WHAT YOU HAVE TO DO — In the data below, locate each line with the word "this" and list it.
──────── RECORDS
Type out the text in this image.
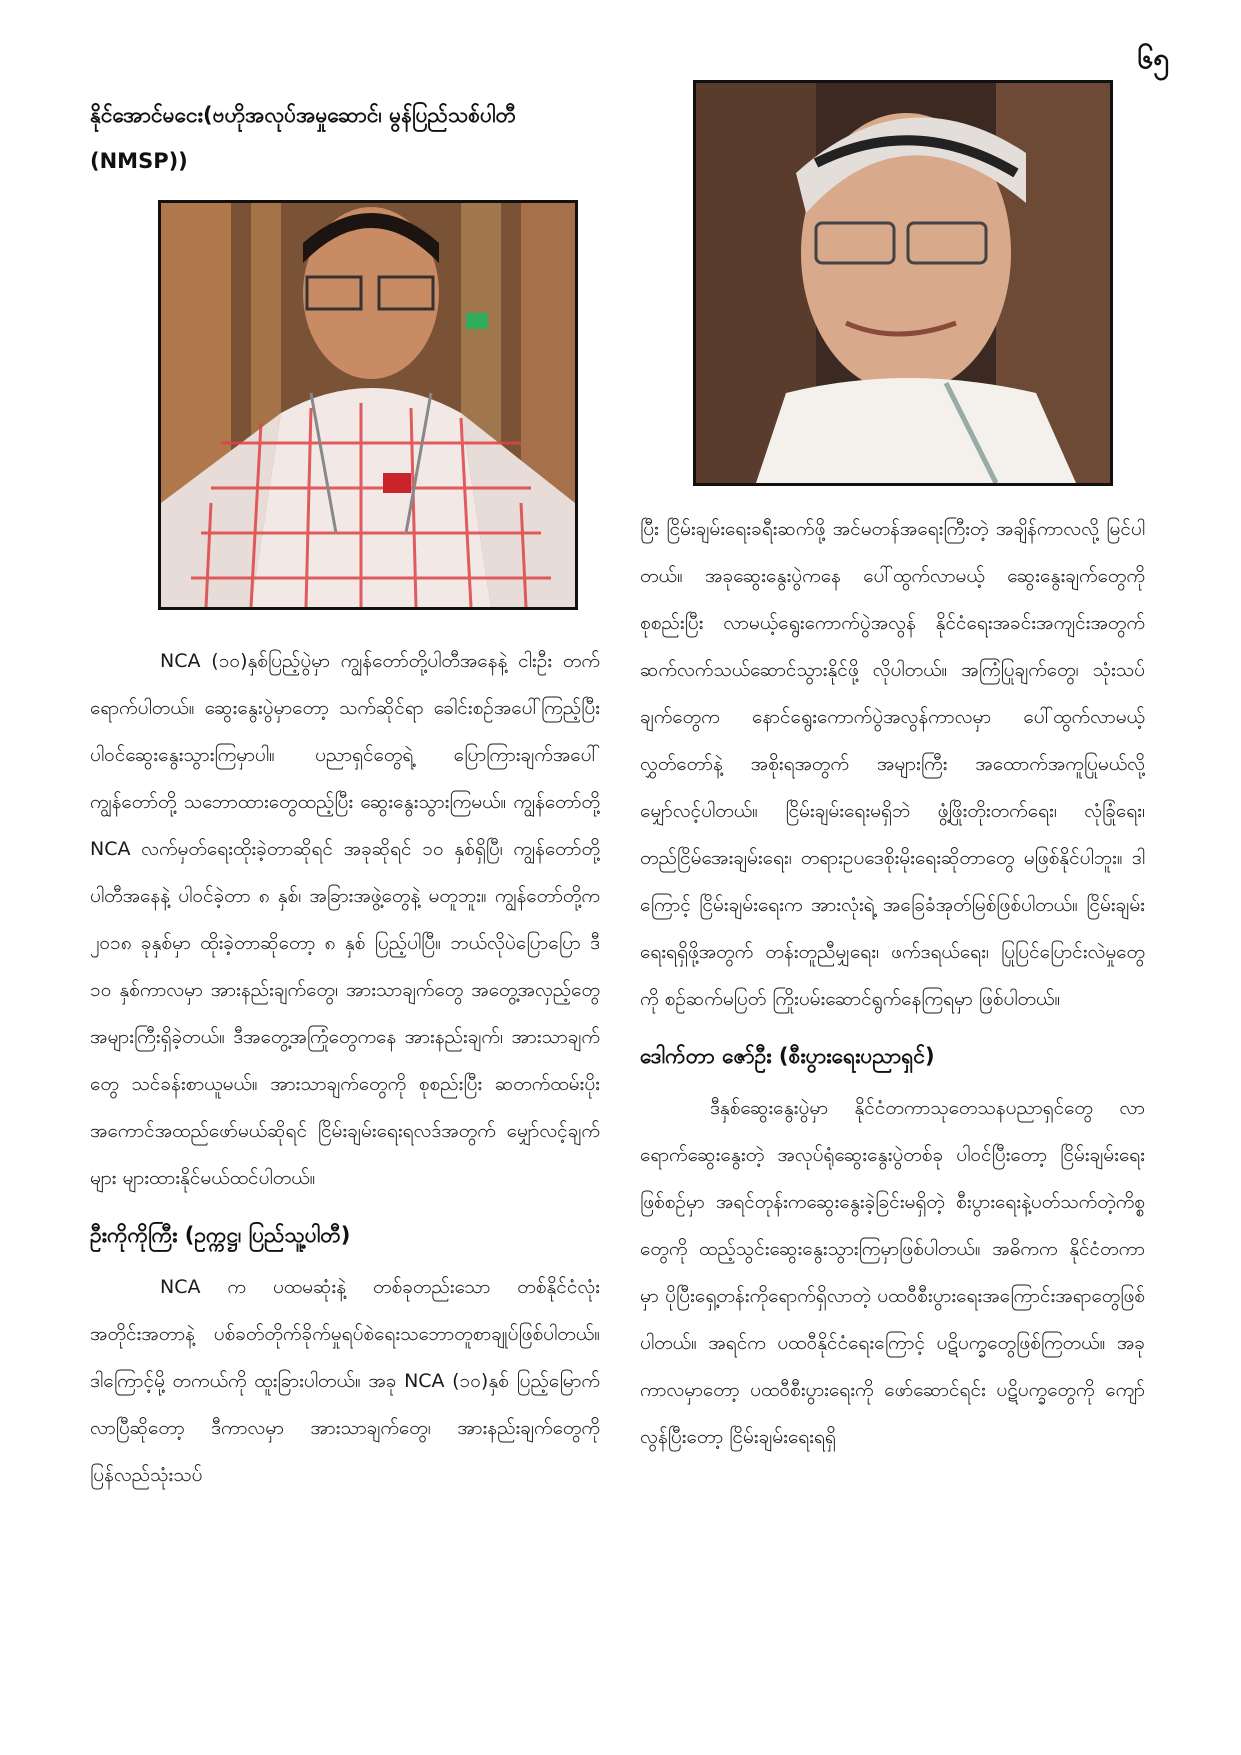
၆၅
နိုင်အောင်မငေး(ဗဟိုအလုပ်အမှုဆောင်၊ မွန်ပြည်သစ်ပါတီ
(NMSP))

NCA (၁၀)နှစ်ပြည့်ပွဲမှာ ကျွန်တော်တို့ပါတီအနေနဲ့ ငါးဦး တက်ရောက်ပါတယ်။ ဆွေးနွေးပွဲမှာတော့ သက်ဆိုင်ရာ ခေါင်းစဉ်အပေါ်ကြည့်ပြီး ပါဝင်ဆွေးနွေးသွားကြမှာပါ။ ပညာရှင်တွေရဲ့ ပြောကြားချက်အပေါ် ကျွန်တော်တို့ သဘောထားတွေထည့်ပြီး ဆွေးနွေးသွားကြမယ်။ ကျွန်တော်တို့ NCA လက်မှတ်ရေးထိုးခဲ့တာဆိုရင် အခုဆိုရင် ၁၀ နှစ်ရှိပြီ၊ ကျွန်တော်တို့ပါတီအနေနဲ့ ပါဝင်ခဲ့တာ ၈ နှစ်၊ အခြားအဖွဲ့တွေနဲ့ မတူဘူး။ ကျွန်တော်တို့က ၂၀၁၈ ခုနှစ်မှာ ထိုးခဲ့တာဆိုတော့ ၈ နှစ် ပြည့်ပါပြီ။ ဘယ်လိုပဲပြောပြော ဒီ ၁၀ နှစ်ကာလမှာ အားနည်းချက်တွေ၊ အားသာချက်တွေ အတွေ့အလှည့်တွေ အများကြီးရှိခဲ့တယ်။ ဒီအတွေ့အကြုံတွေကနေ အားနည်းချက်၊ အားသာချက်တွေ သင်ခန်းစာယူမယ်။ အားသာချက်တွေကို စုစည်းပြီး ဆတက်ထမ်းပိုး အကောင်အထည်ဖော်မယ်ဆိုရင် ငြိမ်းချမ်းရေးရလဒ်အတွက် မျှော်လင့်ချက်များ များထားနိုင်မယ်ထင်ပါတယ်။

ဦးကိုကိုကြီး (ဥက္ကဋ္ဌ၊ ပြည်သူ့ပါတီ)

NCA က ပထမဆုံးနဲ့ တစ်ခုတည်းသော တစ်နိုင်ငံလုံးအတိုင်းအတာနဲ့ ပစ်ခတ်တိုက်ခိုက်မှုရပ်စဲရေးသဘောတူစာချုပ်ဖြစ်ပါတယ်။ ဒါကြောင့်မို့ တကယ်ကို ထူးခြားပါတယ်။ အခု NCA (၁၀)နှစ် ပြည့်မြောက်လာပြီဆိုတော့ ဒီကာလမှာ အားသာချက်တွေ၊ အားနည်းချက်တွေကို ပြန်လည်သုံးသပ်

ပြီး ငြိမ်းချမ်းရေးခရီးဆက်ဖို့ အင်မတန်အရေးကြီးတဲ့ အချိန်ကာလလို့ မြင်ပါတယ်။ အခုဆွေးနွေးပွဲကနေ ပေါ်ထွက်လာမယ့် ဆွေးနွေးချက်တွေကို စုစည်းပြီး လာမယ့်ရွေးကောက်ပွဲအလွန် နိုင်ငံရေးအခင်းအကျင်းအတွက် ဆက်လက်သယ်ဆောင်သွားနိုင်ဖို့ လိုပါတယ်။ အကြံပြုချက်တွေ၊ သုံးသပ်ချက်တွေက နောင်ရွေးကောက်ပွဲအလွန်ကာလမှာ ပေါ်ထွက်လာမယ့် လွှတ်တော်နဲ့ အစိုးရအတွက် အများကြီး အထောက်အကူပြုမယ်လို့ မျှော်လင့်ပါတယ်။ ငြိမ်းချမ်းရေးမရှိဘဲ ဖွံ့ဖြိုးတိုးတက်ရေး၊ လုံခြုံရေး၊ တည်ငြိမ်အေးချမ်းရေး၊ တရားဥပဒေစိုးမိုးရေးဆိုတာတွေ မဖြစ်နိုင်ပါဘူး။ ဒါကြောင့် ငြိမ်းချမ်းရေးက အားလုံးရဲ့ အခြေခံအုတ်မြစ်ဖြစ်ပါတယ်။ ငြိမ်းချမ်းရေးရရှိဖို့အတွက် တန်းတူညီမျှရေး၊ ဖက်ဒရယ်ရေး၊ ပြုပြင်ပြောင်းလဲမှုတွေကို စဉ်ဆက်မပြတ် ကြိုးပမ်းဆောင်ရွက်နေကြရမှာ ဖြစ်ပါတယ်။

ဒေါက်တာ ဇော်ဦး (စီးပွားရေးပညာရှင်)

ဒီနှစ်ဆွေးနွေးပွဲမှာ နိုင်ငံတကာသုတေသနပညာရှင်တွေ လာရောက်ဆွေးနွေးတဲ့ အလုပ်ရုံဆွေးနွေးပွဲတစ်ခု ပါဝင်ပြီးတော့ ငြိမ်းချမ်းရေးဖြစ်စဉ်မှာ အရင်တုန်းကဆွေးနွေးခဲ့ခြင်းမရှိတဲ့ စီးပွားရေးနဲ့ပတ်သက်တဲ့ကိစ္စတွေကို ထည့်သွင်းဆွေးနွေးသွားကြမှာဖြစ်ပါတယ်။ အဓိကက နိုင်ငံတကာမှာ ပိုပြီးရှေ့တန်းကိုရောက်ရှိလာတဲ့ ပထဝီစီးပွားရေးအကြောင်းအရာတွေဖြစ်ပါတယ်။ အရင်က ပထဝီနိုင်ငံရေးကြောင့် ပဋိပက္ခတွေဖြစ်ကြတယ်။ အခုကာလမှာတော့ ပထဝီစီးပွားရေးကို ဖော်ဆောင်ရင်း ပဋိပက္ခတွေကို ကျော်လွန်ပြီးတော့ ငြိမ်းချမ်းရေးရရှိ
────────────────
──────── RECORDS
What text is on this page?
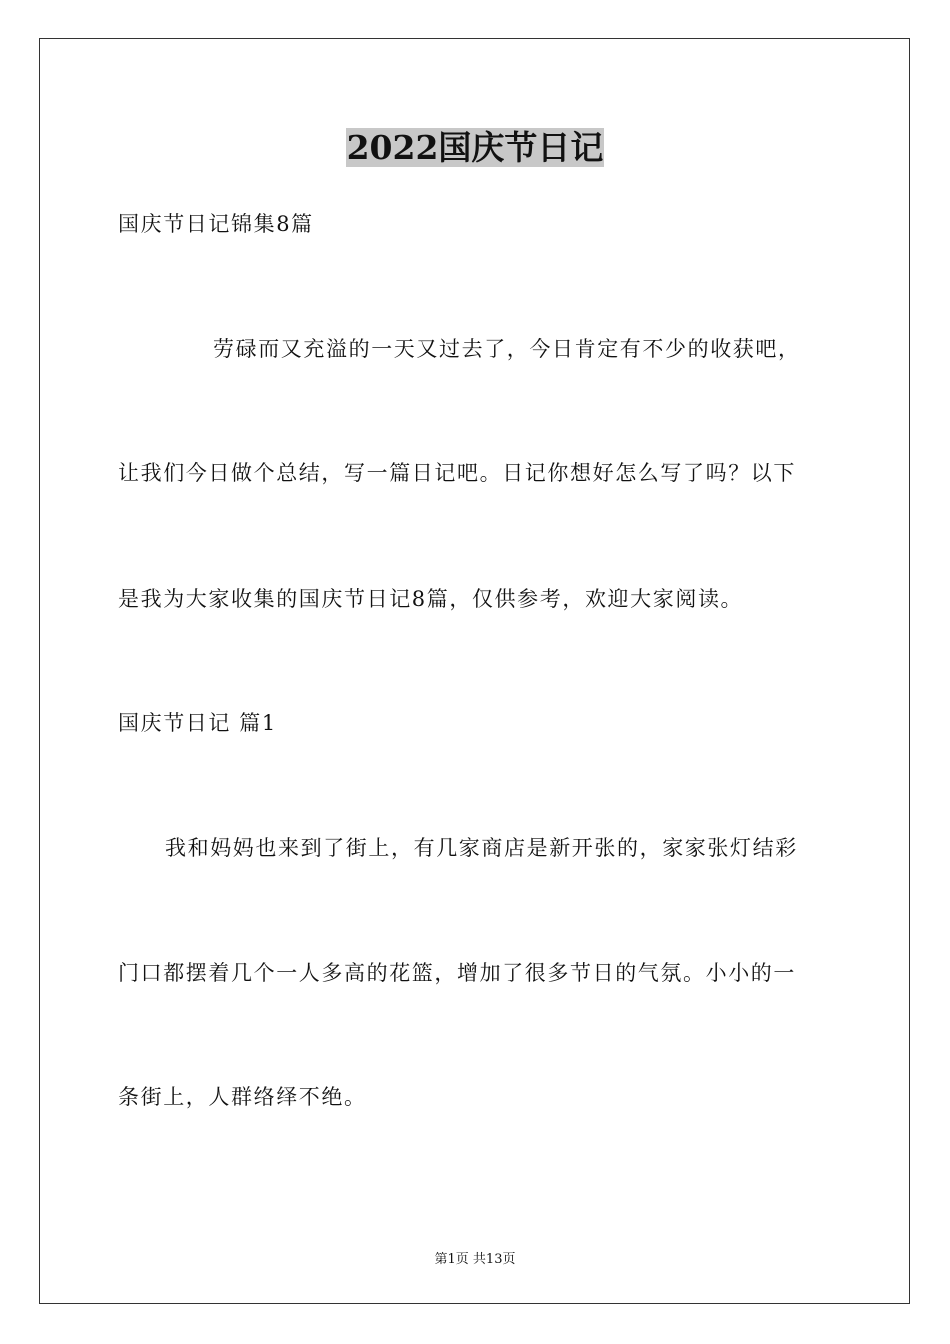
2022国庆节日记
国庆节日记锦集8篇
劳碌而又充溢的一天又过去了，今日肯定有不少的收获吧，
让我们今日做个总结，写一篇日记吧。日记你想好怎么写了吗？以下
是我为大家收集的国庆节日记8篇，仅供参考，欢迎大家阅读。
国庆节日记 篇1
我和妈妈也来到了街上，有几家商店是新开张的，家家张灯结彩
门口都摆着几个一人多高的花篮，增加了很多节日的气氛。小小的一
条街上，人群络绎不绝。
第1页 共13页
────────────────
RESPONSE —
Type out the text in this image.
What text is on this page?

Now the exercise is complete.